WHAT IS ASKED: Repeat the entire listing exactly as written.

* begin *

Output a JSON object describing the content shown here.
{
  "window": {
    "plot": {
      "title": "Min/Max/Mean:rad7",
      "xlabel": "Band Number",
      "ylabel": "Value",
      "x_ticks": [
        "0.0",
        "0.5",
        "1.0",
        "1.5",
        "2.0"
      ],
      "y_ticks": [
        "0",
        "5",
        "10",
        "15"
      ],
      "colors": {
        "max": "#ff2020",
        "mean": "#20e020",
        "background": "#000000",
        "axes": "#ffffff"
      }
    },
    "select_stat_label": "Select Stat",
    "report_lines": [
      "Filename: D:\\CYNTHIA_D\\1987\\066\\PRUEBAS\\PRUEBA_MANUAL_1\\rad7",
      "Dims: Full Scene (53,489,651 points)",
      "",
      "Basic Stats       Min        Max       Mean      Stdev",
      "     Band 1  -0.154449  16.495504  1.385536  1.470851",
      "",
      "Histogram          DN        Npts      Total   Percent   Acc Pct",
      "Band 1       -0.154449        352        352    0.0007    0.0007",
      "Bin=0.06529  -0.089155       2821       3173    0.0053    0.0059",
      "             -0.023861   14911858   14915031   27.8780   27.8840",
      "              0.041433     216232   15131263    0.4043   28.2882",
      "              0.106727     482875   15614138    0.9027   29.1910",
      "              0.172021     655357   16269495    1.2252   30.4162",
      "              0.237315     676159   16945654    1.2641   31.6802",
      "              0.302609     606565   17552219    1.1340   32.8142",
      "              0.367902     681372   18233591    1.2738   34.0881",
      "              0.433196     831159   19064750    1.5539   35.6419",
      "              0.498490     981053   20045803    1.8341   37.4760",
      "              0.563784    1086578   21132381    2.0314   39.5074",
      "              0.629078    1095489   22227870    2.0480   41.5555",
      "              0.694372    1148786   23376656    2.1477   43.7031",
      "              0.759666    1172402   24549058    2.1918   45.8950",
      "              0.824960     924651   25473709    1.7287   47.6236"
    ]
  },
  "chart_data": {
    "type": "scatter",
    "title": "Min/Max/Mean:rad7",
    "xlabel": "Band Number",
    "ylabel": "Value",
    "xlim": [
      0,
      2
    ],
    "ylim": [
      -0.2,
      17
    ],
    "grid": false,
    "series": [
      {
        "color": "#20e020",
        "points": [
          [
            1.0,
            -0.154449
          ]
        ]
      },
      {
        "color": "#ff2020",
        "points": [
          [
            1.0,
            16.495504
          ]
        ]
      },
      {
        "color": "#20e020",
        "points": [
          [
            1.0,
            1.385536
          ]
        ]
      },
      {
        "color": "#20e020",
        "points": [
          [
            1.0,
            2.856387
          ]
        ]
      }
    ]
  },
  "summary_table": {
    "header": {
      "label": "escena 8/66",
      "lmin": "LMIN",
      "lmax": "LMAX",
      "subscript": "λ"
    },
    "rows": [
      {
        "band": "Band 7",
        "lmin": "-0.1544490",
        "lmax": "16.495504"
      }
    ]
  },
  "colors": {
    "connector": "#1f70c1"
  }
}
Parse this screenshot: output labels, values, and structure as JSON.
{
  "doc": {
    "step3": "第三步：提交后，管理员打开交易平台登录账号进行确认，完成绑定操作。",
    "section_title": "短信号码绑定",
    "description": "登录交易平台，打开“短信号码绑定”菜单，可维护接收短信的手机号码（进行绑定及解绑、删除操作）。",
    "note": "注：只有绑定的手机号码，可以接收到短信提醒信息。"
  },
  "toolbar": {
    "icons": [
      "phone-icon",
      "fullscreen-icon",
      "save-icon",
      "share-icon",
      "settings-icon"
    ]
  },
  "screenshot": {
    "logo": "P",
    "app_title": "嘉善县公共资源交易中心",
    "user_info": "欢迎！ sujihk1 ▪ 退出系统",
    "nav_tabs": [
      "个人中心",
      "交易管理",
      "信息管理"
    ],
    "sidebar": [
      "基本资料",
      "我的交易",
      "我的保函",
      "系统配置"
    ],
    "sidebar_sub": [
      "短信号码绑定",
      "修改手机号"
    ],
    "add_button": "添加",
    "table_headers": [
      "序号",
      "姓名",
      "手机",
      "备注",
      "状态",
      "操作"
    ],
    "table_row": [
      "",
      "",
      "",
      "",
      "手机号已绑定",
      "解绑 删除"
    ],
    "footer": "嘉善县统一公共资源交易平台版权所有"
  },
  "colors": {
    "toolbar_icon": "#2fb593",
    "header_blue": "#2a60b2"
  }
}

* end *

RESPONSE BELOW:
Output a JSON object describing the content shown here.
{
  "window": {
    "plot": {
      "title": "Min/Max/Mean:rad7",
      "xlabel": "Band Number",
      "ylabel": "Value",
      "x_ticks": [
        "0.0",
        "0.5",
        "1.0",
        "1.5",
        "2.0"
      ],
      "y_ticks": [
        "0",
        "5",
        "10",
        "15"
      ],
      "colors": {
        "max": "#ff2020",
        "mean": "#20e020",
        "background": "#000000",
        "axes": "#ffffff"
      }
    },
    "select_stat_label": "Select Stat",
    "report_lines": [
      "Filename: D:\\CYNTHIA_D\\1987\\066\\PRUEBAS\\PRUEBA_MANUAL_1\\rad7",
      "Dims: Full Scene (53,489,651 points)",
      "",
      "Basic Stats       Min        Max       Mean      Stdev",
      "     Band 1  -0.154449  16.495504  1.385536  1.470851",
      "",
      "Histogram          DN        Npts      Total   Percent   Acc Pct",
      "Band 1       -0.154449        352        352    0.0007    0.0007",
      "Bin=0.06529  -0.089155       2821       3173    0.0053    0.0059",
      "             -0.023861   14911858   14915031   27.8780   27.8840",
      "              0.041433     216232   15131263    0.4043   28.2882",
      "              0.106727     482875   15614138    0.9027   29.1910",
      "              0.172021     655357   16269495    1.2252   30.4162",
      "              0.237315     676159   16945654    1.2641   31.6802",
      "              0.302609     606565   17552219    1.1340   32.8142",
      "              0.367902     681372   18233591    1.2738   34.0881",
      "              0.433196     831159   19064750    1.5539   35.6419",
      "              0.498490     981053   20045803    1.8341   37.4760",
      "              0.563784    1086578   21132381    2.0314   39.5074",
      "              0.629078    1095489   22227870    2.0480   41.5555",
      "              0.694372    1148786   23376656    2.1477   43.7031",
      "              0.759666    1172402   24549058    2.1918   45.8950",
      "              0.824960     924651   25473709    1.7287   47.6236"
    ]
  },
  "chart_data": {
    "type": "scatter",
    "title": "Min/Max/Mean:rad7",
    "xlabel": "Band Number",
    "ylabel": "Value",
    "xlim": [
      0,
      2
    ],
    "ylim": [
      -0.2,
      17
    ],
    "grid": false,
    "series": [
      {
        "color": "#20e020",
        "points": [
          [
            1.0,
            -0.154449
          ]
        ]
      },
      {
        "color": "#ff2020",
        "points": [
          [
            1.0,
            16.495504
          ]
        ]
      },
      {
        "color": "#20e020",
        "points": [
          [
            1.0,
            1.385536
          ]
        ]
      },
      {
        "color": "#20e020",
        "points": [
          [
            1.0,
            2.856387
          ]
        ]
      }
    ]
  },
  "summary_table": {
    "header": {
      "label": "escena 8/66",
      "lmin": "LMIN",
      "lmax": "LMAX",
      "subscript": "λ"
    },
    "rows": [
      {
        "band": "Band 7",
        "lmin": "-0.1544490",
        "lmax": "16.495504"
      }
    ]
  },
  "colors": {
    "connector": "#1f70c1"
  }
}
Parse this screenshot: output labels, values, and structure as JSON.
{
  "doc": {
    "step3": "第三步：提交后，管理员打开交易平台登录账号进行确认，完成绑定操作。",
    "section_title": "短信号码绑定",
    "description": "登录交易平台，打开“短信号码绑定”菜单，可维护接收短信的手机号码（进行绑定及解绑、删除操作）。",
    "note": "注：只有绑定的手机号码，可以接收到短信提醒信息。"
  },
  "toolbar": {
    "icons": [
      "phone-icon",
      "fullscreen-icon",
      "save-icon",
      "share-icon",
      "settings-icon"
    ]
  },
  "screenshot": {
    "logo": "P",
    "app_title": "嘉善县公共资源交易中心",
    "user_info": "欢迎！ sujihk1 ▪ 退出系统",
    "nav_tabs": [
      "个人中心",
      "交易管理",
      "信息管理"
    ],
    "sidebar": [
      "基本资料",
      "我的交易",
      "我的保函",
      "系统配置"
    ],
    "sidebar_sub": [
      "短信号码绑定",
      "修改手机号"
    ],
    "add_button": "添加",
    "table_headers": [
      "序号",
      "姓名",
      "手机",
      "备注",
      "状态",
      "操作"
    ],
    "table_row": [
      "",
      "",
      "",
      "",
      "手机号已绑定",
      "解绑 删除"
    ],
    "footer": "嘉善县统一公共资源交易平台版权所有"
  },
  "colors": {
    "toolbar_icon": "#2fb593",
    "header_blue": "#2a60b2"
  }
}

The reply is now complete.